◆ TASK TO CARRY OUT ◆
Among the entries that follow, tally the lines with the string "JSON". Give no more than the number.

◆ Collected data ◆
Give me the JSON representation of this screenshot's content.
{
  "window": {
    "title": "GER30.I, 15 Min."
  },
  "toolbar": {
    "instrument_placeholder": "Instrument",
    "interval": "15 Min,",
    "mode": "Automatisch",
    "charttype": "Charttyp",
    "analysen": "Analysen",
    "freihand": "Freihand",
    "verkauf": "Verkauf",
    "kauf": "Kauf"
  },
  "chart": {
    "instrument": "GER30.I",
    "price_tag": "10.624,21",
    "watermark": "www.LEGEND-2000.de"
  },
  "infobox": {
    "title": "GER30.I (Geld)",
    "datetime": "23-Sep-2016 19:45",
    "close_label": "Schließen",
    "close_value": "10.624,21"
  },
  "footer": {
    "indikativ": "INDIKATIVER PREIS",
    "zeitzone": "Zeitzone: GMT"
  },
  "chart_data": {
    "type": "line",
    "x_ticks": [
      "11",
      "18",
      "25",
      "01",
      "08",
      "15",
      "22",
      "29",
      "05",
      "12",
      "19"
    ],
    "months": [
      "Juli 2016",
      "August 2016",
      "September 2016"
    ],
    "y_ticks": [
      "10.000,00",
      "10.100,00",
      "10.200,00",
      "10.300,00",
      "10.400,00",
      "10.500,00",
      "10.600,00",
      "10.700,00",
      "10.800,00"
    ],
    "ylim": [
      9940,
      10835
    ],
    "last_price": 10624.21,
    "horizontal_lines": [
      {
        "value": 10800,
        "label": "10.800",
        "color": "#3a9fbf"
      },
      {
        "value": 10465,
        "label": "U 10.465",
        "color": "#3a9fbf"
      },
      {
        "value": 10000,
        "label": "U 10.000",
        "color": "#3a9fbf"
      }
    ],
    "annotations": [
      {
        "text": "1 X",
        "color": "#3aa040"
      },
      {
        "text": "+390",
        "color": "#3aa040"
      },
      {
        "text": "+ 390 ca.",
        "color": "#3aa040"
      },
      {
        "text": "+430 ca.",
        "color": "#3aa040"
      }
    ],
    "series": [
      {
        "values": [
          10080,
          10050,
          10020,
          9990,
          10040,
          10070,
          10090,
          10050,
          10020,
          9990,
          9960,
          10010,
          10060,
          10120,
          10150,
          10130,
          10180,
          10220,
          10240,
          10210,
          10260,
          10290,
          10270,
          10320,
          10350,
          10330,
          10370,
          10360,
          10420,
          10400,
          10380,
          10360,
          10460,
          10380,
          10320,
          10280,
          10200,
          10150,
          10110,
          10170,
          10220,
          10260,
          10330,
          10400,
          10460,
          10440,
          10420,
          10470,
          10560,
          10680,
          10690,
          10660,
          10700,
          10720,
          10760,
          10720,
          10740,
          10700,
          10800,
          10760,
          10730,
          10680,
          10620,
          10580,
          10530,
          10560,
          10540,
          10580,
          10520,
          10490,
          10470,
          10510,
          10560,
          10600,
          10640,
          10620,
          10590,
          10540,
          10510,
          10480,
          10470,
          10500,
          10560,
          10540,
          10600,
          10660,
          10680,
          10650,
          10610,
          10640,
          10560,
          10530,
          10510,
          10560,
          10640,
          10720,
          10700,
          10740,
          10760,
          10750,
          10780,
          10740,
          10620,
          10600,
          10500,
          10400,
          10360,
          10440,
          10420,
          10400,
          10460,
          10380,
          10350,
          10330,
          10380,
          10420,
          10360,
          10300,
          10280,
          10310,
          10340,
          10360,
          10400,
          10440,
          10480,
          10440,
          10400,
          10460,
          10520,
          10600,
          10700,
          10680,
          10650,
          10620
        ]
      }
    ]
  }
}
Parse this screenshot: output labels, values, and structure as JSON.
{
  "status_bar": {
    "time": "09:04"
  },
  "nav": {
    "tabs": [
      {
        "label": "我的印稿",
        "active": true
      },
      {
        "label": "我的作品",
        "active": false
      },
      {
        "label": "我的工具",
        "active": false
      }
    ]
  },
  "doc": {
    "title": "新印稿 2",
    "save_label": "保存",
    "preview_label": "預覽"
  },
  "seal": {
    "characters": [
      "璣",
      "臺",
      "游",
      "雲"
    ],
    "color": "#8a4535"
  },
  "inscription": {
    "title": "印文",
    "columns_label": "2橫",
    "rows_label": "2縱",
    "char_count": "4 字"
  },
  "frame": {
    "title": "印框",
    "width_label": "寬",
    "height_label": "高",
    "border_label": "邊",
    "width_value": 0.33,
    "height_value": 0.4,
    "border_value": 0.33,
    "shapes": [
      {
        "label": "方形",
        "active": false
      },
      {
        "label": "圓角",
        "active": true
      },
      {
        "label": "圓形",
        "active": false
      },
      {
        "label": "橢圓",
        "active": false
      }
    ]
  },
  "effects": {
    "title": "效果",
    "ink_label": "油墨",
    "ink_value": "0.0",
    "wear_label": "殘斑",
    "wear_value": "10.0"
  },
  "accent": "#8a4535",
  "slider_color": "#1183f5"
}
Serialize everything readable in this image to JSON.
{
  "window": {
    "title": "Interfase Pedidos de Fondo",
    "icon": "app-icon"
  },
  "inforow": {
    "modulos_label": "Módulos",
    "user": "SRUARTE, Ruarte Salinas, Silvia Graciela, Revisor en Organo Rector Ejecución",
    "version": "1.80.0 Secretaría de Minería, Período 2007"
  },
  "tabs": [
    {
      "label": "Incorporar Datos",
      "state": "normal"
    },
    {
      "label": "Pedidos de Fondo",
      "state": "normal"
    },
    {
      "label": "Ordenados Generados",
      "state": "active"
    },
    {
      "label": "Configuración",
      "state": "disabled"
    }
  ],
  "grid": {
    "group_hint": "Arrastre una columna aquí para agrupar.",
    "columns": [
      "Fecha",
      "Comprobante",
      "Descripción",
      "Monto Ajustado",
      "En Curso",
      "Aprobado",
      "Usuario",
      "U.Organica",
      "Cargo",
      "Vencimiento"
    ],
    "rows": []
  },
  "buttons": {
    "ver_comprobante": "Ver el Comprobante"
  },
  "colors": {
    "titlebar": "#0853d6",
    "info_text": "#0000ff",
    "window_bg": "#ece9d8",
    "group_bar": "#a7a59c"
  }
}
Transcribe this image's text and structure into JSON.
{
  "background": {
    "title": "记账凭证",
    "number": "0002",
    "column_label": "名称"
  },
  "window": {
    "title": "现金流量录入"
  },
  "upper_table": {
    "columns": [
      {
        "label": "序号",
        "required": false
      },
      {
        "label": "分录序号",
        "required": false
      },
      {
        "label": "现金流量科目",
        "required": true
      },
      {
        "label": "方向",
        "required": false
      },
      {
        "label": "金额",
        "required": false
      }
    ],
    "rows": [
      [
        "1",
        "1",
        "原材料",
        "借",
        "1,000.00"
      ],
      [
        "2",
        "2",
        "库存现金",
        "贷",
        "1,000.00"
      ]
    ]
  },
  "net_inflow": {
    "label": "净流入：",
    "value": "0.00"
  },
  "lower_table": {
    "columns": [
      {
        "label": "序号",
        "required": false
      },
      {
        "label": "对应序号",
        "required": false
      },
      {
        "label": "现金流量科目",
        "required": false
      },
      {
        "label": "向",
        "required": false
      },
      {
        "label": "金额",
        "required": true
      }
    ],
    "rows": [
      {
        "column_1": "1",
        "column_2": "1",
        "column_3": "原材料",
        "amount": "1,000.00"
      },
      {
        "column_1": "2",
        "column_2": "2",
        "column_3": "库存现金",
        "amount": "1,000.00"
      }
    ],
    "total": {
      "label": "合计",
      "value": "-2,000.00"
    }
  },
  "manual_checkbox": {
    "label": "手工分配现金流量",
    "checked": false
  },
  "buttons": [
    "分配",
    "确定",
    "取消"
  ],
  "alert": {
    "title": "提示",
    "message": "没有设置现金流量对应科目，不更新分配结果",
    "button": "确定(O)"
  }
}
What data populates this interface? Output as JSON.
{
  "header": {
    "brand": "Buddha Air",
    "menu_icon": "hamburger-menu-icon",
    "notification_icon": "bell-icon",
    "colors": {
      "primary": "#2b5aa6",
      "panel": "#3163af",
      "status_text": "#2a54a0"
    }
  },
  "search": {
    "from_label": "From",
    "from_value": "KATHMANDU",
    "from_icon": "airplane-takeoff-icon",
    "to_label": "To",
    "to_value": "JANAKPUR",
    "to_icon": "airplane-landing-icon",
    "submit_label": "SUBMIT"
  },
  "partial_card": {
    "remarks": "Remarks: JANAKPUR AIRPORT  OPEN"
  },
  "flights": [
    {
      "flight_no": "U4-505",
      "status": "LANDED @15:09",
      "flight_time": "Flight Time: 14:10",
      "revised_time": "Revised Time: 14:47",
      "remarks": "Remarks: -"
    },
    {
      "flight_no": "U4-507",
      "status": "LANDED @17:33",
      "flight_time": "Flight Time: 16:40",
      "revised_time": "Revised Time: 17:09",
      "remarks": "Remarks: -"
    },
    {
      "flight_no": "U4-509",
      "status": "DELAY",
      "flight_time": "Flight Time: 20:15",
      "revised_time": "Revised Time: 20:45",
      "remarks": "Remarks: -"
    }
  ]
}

◆ PROBLEM SOLUTION ◆
5